Go through the material below and copy each line where the word "response" appears.

# [Records for this exercise]
** start **

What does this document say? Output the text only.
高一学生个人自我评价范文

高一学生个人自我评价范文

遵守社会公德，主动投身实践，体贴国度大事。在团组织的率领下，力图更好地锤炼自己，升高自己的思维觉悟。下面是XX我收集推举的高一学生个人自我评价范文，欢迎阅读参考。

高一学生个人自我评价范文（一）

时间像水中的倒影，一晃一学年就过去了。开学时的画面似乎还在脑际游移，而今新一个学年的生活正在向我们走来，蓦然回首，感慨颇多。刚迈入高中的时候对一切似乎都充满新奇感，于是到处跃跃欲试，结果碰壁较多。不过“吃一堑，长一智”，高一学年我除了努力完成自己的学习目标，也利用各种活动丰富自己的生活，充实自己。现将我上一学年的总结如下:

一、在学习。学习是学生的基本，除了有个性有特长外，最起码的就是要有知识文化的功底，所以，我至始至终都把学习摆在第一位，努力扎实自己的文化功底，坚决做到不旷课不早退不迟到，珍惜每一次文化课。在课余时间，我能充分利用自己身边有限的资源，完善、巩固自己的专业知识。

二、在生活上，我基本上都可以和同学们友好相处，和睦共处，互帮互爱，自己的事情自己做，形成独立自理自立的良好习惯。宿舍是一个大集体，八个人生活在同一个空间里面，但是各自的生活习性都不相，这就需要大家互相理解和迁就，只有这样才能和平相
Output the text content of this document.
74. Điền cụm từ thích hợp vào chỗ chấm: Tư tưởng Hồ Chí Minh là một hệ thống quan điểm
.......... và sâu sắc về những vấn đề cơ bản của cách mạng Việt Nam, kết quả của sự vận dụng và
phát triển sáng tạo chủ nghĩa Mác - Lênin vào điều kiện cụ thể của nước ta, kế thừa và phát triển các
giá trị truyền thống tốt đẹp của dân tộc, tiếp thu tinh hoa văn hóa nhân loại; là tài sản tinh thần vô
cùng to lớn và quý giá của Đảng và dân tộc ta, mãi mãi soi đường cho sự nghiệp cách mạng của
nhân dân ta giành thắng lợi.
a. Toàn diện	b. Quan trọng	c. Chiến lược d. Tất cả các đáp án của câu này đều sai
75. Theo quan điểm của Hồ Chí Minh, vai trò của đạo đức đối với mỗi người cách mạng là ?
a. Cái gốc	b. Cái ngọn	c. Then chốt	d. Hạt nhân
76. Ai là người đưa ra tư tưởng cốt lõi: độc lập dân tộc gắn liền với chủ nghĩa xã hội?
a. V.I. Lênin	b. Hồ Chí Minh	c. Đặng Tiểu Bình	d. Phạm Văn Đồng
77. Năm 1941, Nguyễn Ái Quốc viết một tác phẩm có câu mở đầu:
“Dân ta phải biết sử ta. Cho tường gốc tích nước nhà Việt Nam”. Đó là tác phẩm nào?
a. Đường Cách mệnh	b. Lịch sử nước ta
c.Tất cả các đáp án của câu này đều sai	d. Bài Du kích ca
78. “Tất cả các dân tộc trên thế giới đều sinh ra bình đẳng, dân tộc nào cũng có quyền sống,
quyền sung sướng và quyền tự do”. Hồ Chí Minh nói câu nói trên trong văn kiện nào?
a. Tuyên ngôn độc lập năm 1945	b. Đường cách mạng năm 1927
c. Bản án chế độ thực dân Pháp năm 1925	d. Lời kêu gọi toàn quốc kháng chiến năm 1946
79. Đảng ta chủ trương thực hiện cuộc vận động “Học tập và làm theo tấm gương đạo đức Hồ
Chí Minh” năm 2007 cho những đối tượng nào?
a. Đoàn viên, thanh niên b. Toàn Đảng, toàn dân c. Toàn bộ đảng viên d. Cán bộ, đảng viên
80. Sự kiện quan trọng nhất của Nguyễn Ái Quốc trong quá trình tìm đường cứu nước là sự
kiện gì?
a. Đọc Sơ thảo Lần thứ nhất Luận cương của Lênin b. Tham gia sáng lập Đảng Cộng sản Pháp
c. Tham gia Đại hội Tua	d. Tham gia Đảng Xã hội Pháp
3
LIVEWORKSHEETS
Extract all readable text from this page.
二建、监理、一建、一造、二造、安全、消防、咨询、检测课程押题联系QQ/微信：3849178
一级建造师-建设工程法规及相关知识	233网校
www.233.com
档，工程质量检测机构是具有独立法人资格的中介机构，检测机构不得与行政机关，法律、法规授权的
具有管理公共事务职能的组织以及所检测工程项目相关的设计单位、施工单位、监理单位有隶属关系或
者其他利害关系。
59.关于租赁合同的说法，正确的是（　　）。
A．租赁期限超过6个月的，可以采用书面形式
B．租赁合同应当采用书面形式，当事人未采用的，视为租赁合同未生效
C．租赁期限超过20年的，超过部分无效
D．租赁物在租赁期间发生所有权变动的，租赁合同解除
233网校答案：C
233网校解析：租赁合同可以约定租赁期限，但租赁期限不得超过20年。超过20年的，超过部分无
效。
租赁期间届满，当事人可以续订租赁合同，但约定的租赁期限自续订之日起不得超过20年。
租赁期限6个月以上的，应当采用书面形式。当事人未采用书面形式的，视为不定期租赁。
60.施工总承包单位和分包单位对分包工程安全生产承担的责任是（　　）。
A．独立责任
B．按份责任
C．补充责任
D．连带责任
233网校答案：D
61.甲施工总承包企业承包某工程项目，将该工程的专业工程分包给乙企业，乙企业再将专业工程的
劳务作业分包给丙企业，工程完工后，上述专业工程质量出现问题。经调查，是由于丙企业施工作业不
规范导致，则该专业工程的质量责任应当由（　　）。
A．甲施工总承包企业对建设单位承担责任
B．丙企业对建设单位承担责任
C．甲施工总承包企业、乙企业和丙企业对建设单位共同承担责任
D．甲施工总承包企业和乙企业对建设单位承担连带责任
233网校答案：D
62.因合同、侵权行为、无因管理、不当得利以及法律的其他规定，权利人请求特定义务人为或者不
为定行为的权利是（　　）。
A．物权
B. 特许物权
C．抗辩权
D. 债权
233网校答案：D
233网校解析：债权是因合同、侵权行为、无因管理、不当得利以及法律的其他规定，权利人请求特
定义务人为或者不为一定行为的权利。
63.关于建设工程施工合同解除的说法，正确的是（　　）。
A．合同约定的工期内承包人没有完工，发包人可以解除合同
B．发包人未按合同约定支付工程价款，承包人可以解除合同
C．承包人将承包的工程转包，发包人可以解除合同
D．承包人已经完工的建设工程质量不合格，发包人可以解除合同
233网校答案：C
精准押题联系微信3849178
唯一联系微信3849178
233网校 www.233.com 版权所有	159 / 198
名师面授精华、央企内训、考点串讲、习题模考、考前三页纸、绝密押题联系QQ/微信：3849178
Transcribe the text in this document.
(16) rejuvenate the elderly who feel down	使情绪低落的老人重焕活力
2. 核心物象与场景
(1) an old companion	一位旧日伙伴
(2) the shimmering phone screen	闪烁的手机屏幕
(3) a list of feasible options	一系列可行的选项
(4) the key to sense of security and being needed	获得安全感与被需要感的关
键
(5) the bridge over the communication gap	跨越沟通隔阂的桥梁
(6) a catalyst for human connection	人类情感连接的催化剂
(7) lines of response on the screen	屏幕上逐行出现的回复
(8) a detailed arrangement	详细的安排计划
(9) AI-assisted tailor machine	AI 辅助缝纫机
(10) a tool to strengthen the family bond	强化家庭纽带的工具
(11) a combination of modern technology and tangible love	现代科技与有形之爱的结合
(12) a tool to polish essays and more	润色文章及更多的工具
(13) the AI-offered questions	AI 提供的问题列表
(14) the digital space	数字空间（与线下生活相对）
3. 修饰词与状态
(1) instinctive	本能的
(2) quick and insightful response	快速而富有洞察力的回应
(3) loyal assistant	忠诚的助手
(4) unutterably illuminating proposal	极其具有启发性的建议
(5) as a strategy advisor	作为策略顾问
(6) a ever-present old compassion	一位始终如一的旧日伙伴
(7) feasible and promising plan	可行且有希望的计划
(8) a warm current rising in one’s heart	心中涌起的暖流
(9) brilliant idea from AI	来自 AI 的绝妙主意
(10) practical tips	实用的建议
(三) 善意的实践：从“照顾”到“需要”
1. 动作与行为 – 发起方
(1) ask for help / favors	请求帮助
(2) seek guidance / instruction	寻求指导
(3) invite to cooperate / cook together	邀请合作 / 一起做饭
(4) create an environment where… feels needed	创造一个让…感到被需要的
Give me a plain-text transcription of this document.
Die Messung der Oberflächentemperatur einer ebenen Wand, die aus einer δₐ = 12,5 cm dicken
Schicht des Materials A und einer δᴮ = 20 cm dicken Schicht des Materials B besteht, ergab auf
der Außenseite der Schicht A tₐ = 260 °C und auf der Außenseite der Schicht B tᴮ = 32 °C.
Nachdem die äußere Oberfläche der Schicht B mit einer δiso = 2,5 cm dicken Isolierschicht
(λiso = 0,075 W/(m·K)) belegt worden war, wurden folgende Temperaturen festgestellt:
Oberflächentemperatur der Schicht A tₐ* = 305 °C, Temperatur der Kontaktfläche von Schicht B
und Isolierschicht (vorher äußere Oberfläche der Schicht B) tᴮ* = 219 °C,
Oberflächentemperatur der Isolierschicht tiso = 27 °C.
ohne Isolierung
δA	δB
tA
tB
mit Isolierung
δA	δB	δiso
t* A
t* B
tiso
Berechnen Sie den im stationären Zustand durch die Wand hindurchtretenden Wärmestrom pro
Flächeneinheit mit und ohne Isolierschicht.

** end **

# [Answer to this problem]
(7) lines of response on the screen	屏幕上逐行出现的回复
(2) quick and insightful response	快速而富有洞察力的回应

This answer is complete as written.